- [JOB]:
Identify the lines containing the word "content". Copy each one.
— Start EXTRACTED INFORMATION —
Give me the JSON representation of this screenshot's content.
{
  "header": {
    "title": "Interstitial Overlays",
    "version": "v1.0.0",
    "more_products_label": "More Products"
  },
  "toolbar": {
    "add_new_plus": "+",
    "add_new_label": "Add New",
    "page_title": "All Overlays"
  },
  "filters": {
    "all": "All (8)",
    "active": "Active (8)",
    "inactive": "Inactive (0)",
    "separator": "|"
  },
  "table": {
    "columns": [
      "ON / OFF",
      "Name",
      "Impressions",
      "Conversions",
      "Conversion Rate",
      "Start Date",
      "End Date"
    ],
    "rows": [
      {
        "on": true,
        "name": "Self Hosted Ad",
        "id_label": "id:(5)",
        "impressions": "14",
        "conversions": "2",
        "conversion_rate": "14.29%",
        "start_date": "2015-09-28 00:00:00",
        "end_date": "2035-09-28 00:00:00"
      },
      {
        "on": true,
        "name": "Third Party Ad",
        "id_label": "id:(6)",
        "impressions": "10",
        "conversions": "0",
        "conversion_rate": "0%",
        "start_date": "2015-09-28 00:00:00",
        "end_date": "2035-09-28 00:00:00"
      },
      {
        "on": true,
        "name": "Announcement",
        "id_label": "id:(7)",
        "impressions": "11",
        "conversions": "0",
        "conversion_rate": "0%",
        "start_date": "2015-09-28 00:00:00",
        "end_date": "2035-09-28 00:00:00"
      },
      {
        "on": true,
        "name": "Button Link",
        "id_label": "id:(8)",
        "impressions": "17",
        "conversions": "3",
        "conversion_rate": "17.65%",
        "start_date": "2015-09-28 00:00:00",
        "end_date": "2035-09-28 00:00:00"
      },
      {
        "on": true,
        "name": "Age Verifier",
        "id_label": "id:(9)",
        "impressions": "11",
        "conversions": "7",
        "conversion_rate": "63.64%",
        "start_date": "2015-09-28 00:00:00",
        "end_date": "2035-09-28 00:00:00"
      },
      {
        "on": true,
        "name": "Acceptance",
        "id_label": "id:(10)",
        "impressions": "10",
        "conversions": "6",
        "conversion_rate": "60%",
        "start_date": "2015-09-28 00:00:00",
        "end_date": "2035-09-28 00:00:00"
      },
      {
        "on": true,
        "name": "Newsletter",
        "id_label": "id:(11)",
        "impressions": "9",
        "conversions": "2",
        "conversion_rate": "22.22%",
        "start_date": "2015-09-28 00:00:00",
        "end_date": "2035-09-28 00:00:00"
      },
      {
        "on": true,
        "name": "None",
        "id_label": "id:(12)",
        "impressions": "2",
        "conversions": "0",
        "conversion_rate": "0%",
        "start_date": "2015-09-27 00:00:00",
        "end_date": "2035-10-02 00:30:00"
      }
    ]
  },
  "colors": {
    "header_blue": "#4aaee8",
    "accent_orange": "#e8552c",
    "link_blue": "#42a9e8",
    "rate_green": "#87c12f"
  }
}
— End EXTRACTED INFORMATION —
— Start EXTRACTED INFORMATION —
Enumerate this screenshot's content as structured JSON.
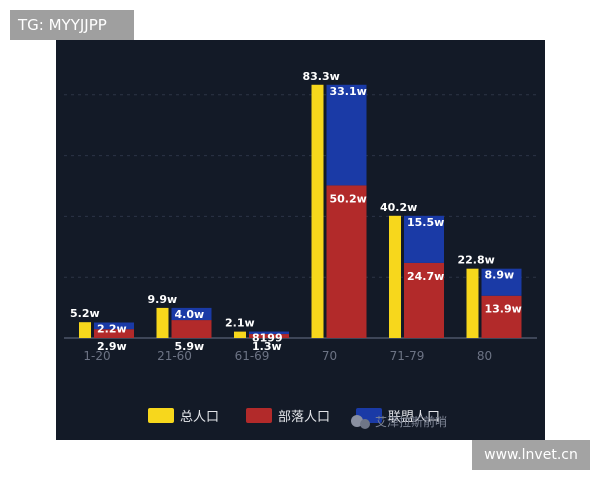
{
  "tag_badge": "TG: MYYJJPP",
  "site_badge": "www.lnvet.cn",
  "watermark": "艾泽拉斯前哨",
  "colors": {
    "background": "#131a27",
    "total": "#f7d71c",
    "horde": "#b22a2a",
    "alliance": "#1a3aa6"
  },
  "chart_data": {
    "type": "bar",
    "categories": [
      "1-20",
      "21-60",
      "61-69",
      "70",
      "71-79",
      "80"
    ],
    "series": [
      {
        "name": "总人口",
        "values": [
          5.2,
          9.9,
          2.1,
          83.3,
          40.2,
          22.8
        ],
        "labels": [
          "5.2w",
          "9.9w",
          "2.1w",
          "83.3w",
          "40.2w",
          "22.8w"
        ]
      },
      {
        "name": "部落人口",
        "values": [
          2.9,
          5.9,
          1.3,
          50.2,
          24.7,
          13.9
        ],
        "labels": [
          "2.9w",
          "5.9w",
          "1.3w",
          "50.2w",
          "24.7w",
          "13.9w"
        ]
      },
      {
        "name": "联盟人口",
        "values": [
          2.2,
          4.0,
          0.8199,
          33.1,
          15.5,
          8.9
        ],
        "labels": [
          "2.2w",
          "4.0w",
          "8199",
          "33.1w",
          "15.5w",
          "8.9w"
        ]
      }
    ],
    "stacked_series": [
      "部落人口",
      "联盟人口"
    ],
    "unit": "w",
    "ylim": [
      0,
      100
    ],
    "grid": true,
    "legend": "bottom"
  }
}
— End EXTRACTED INFORMATION —
— Start EXTRACTED INFORMATION —
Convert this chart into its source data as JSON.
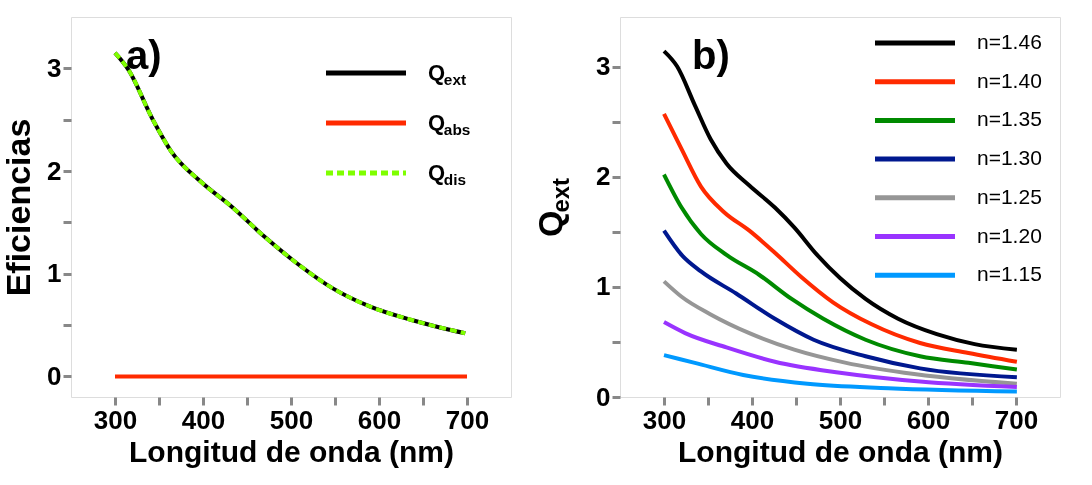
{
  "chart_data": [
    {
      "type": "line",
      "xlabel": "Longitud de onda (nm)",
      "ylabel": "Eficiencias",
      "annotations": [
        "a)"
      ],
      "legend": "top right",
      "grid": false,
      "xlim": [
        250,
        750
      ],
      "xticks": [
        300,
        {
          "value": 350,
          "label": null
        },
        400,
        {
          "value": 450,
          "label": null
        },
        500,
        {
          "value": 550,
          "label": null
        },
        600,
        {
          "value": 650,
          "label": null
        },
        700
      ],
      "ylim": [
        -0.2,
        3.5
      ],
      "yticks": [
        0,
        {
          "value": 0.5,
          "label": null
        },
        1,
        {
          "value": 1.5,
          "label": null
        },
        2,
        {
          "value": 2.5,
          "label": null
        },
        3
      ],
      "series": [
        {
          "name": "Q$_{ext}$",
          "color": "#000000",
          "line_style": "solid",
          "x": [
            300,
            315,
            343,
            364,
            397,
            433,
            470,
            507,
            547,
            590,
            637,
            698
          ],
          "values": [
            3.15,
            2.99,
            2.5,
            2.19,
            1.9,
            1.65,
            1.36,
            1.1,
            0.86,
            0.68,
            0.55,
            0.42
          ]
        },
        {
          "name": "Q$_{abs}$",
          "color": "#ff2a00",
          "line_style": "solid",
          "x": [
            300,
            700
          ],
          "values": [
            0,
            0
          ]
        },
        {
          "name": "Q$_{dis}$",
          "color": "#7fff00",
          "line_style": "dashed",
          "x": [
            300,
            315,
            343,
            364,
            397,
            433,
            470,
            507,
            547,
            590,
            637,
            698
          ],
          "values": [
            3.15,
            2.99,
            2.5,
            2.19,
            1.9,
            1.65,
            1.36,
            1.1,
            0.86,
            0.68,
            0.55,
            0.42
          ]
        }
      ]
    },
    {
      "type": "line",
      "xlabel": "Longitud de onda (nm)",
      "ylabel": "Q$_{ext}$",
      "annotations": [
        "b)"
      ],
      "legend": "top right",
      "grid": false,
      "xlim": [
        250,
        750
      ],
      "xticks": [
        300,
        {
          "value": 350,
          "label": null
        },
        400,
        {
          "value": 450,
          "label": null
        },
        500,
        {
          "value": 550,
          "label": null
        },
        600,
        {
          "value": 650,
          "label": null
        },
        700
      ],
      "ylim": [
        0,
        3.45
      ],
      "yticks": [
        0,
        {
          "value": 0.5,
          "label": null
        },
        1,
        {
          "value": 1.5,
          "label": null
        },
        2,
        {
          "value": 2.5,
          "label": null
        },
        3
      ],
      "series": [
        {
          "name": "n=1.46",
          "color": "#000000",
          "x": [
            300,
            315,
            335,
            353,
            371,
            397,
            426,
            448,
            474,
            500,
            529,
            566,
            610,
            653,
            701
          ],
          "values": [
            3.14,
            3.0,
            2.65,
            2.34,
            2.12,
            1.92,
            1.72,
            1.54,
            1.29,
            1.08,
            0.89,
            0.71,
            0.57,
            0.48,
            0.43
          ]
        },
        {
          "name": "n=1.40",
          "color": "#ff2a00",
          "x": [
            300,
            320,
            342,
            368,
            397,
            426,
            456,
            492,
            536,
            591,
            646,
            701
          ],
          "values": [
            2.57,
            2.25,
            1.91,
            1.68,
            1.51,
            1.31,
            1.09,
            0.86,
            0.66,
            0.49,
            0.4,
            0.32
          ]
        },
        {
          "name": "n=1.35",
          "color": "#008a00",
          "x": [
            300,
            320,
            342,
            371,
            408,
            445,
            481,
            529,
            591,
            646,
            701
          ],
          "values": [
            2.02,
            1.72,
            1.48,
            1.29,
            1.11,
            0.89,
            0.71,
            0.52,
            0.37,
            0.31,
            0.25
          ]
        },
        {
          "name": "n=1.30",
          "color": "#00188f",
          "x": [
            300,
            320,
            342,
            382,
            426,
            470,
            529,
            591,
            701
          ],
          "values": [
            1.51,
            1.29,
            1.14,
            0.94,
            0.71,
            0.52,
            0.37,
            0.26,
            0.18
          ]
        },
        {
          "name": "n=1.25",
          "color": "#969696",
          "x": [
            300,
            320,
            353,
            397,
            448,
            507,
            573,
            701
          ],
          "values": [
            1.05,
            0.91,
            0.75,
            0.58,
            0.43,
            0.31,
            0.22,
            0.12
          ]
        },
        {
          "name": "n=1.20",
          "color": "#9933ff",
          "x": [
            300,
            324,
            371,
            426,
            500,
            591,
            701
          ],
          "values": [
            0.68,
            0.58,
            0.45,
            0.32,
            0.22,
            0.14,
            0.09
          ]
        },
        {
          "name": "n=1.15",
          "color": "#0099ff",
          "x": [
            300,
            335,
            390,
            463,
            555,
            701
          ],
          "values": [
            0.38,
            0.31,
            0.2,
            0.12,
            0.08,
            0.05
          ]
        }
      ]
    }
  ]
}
— End EXTRACTED INFORMATION —
- [ANSWER FOR THIS EXERCISE]:
Give me the JSON representation of this screenshot's content.
Enumerate this screenshot's content as structured JSON.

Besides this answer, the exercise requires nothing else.